### Your task:
Check each line of the listing below for the string "Africa", and copy the ones that have it.

### Input for this task:
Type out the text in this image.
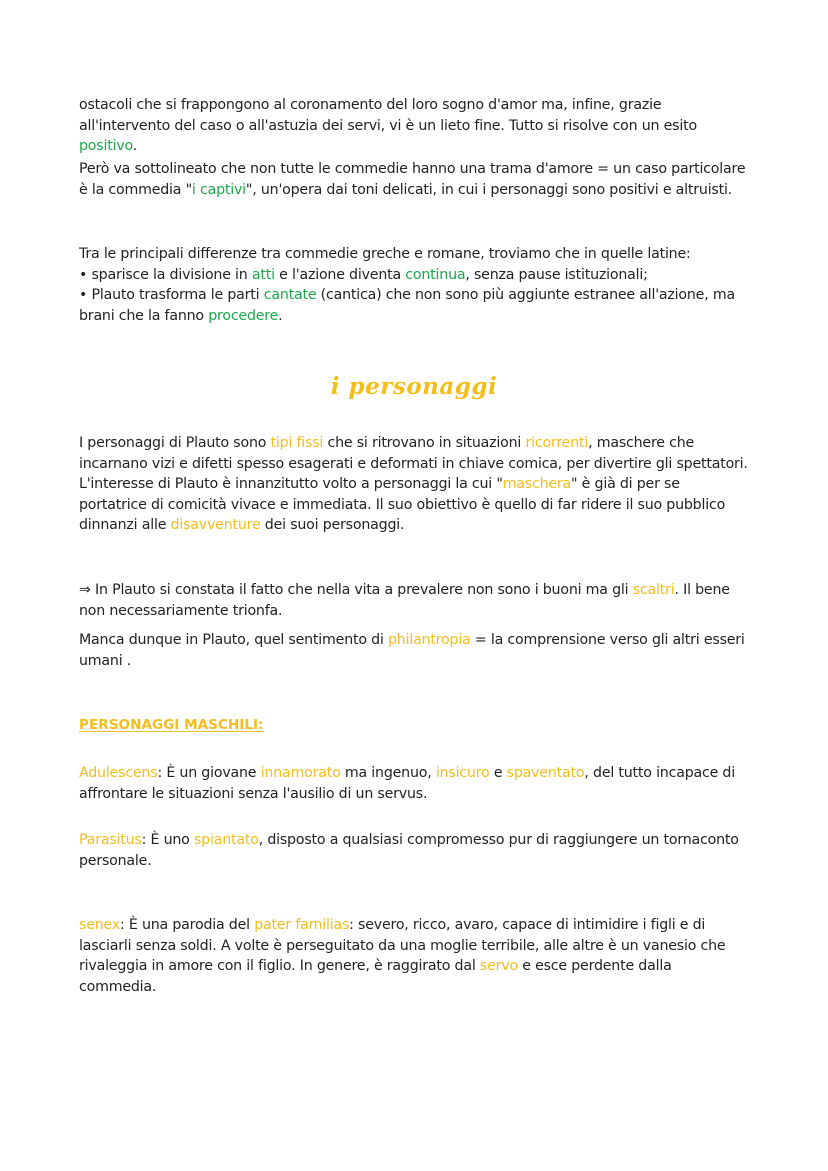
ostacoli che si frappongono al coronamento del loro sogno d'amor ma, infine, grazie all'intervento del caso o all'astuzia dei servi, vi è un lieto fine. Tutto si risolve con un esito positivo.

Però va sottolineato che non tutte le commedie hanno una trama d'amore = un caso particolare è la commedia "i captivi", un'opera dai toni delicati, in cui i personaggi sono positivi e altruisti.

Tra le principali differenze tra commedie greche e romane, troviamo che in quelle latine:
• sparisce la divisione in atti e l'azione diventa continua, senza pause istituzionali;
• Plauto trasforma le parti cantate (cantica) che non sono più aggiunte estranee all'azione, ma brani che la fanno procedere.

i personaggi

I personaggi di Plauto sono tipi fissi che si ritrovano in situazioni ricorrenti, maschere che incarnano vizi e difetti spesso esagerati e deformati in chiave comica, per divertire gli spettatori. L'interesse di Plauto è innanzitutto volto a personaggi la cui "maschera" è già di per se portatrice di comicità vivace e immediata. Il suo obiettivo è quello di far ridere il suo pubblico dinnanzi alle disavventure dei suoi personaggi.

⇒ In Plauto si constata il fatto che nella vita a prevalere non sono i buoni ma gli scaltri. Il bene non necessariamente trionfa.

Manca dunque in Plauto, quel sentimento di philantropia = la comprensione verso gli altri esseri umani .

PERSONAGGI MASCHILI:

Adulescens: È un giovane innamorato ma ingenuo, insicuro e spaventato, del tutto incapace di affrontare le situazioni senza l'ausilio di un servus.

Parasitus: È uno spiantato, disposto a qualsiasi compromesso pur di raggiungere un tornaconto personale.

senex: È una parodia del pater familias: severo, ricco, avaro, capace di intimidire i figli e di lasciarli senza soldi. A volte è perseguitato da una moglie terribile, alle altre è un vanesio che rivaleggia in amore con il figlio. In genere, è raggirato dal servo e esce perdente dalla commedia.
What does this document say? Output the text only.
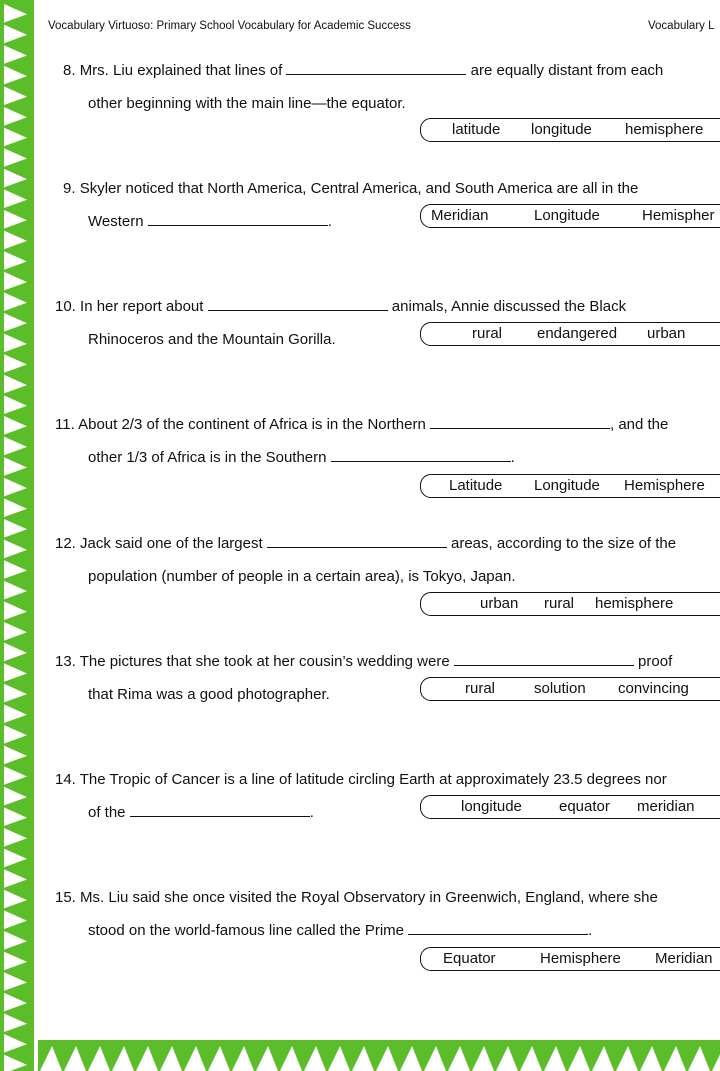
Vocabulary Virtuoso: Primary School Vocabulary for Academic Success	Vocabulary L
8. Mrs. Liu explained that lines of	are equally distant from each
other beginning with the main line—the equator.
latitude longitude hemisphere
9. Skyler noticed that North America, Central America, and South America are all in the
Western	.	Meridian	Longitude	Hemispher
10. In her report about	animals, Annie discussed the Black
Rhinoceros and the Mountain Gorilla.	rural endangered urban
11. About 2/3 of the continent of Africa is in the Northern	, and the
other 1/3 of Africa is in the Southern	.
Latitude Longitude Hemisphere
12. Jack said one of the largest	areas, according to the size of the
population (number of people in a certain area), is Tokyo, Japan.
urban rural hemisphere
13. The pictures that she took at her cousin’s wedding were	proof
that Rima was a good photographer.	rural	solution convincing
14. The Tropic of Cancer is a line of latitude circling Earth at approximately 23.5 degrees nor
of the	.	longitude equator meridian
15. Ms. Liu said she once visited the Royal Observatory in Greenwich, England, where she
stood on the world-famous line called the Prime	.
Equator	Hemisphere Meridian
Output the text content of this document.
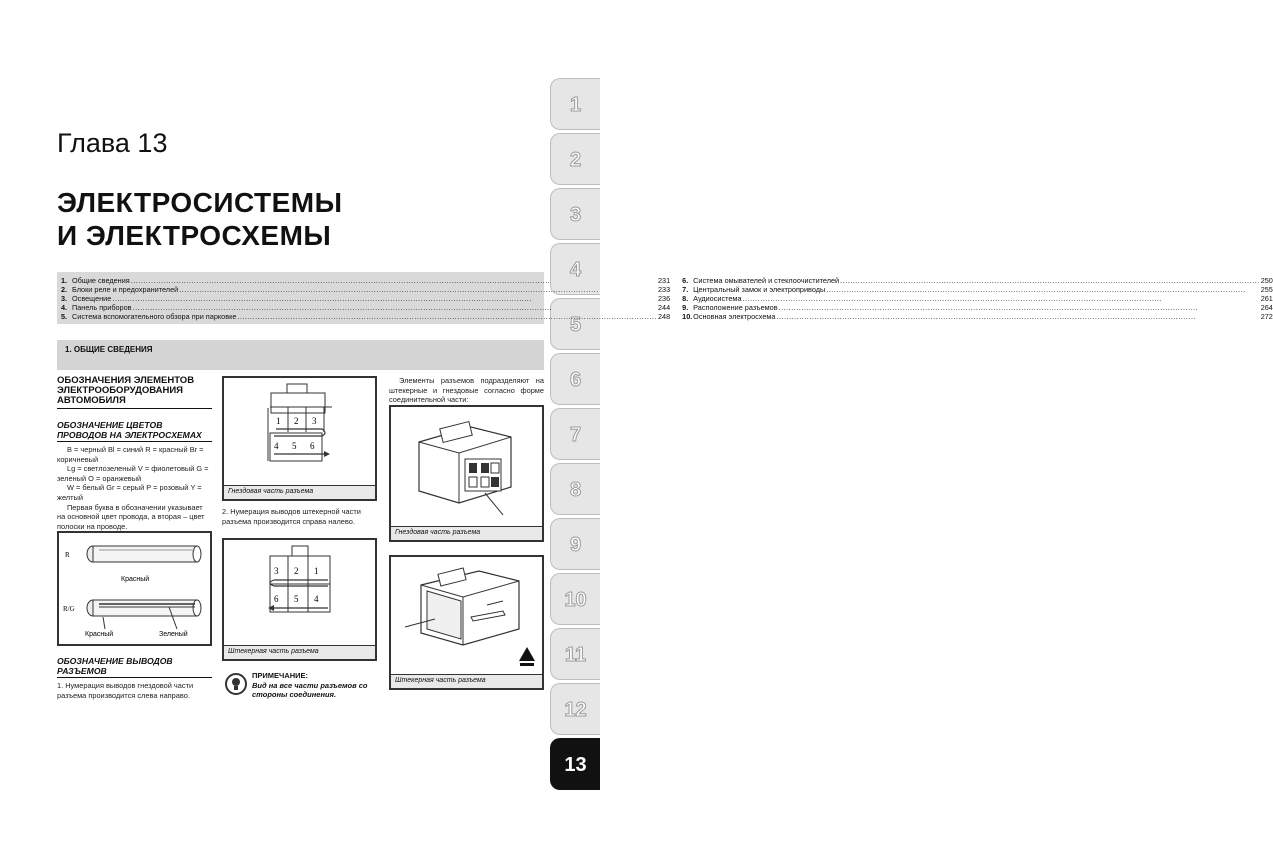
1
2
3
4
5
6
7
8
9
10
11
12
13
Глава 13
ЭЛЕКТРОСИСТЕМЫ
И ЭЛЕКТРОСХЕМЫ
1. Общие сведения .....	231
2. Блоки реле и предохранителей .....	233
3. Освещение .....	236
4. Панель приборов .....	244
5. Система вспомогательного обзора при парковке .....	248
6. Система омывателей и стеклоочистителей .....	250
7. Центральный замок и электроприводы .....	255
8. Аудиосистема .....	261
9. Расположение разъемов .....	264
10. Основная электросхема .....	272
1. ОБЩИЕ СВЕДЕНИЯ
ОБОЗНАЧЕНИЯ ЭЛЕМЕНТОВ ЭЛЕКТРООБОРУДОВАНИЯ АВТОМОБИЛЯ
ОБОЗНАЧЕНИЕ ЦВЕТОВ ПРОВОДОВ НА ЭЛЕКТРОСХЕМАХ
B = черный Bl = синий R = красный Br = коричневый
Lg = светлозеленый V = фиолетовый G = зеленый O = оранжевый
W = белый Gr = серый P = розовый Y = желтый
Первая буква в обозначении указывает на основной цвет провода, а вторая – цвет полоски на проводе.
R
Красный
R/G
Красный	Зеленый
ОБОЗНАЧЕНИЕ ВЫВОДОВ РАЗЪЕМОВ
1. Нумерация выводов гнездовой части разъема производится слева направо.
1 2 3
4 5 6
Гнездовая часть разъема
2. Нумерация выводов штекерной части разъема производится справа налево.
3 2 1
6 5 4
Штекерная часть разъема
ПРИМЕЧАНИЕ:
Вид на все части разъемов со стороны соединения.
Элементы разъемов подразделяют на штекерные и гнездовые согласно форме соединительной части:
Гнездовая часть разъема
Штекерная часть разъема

...

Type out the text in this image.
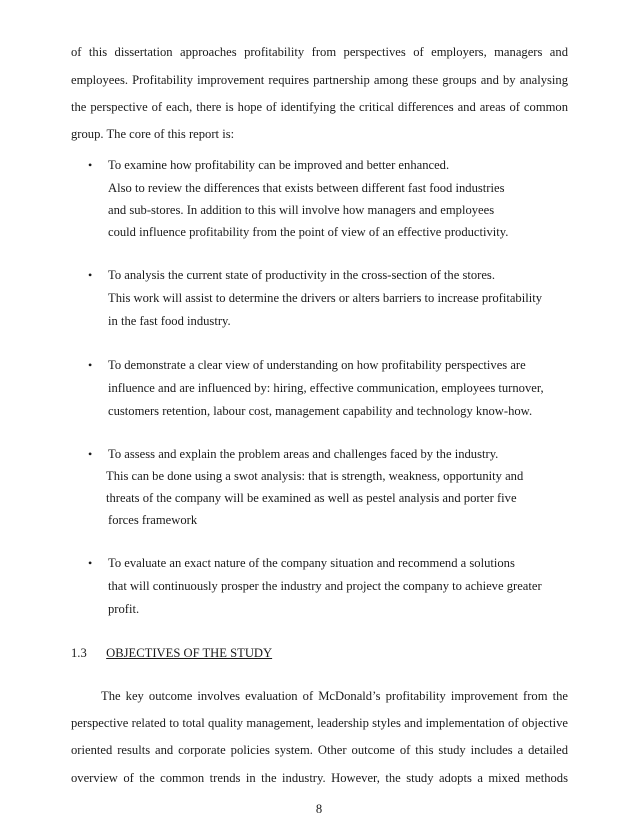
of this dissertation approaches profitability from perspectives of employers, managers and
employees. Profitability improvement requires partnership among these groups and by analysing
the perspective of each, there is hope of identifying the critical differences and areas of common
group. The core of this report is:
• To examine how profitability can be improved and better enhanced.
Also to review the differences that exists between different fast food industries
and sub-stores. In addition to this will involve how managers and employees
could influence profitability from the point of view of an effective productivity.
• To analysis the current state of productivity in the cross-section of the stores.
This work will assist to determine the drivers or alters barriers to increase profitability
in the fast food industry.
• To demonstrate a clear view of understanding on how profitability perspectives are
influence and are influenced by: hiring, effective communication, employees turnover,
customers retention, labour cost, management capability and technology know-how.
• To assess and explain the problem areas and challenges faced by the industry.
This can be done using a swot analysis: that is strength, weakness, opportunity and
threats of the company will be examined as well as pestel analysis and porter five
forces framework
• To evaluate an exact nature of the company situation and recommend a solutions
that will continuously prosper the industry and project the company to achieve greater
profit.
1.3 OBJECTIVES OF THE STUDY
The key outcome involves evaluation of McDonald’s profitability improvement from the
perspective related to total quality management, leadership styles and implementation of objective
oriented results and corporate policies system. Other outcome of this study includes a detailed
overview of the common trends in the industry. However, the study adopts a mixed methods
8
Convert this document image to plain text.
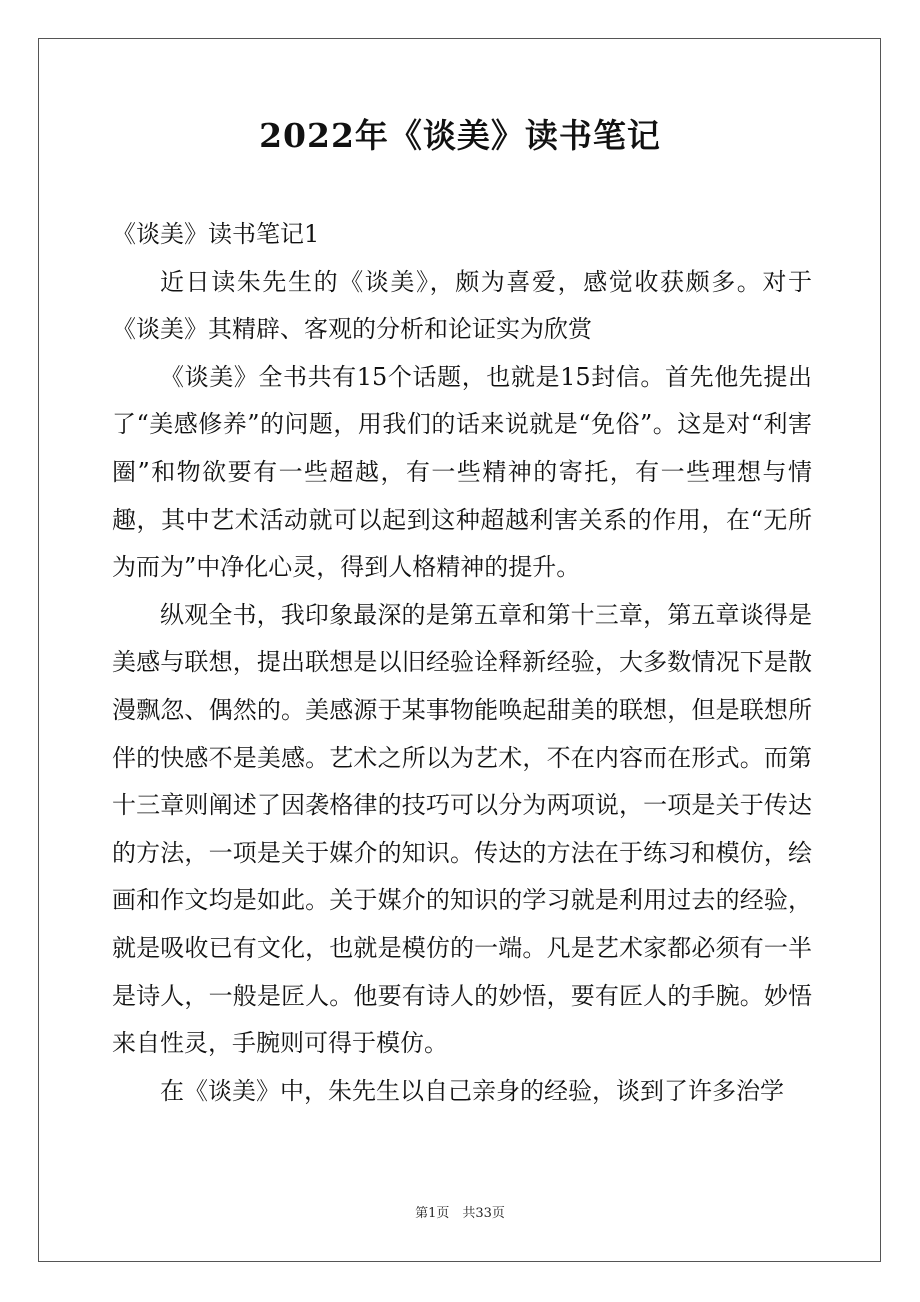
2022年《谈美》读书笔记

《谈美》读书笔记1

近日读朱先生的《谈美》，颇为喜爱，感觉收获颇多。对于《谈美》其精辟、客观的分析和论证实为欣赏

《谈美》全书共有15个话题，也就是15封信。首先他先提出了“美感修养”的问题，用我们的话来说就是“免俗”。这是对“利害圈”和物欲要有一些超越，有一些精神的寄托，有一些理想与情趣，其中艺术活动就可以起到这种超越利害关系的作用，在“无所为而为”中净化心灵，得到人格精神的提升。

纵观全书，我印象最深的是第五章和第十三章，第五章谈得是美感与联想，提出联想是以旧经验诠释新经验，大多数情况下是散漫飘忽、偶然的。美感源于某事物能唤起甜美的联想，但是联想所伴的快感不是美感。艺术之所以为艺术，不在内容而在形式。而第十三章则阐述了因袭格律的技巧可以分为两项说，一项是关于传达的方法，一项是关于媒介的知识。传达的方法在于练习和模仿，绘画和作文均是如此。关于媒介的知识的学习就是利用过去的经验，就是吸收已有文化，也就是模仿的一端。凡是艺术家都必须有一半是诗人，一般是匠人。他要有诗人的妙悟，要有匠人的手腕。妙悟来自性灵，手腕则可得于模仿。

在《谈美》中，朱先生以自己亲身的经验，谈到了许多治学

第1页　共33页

---

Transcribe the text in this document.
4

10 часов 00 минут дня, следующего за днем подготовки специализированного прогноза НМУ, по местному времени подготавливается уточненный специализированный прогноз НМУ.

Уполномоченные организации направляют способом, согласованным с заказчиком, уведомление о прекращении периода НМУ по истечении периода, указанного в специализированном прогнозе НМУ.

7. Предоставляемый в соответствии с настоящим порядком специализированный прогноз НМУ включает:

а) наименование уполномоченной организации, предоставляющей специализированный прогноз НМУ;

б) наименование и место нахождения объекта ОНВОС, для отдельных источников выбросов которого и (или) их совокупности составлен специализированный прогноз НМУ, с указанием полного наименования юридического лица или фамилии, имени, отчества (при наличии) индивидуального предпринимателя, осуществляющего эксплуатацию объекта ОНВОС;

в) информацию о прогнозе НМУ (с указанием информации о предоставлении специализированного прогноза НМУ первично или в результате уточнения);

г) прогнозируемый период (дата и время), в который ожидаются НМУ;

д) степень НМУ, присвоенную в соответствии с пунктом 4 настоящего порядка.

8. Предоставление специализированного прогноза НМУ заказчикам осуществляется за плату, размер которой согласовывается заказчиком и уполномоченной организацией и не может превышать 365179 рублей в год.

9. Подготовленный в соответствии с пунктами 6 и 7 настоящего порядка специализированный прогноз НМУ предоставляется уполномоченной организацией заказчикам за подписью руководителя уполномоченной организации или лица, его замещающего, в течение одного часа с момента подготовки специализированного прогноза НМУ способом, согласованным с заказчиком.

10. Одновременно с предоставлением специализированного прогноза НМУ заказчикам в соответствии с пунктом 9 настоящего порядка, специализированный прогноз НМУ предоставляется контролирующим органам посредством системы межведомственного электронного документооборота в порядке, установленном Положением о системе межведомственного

### The answer:
11. About 2/3 of the continent of Africa is in the Northern	, and the
other 1/3 of Africa is in the Southern	.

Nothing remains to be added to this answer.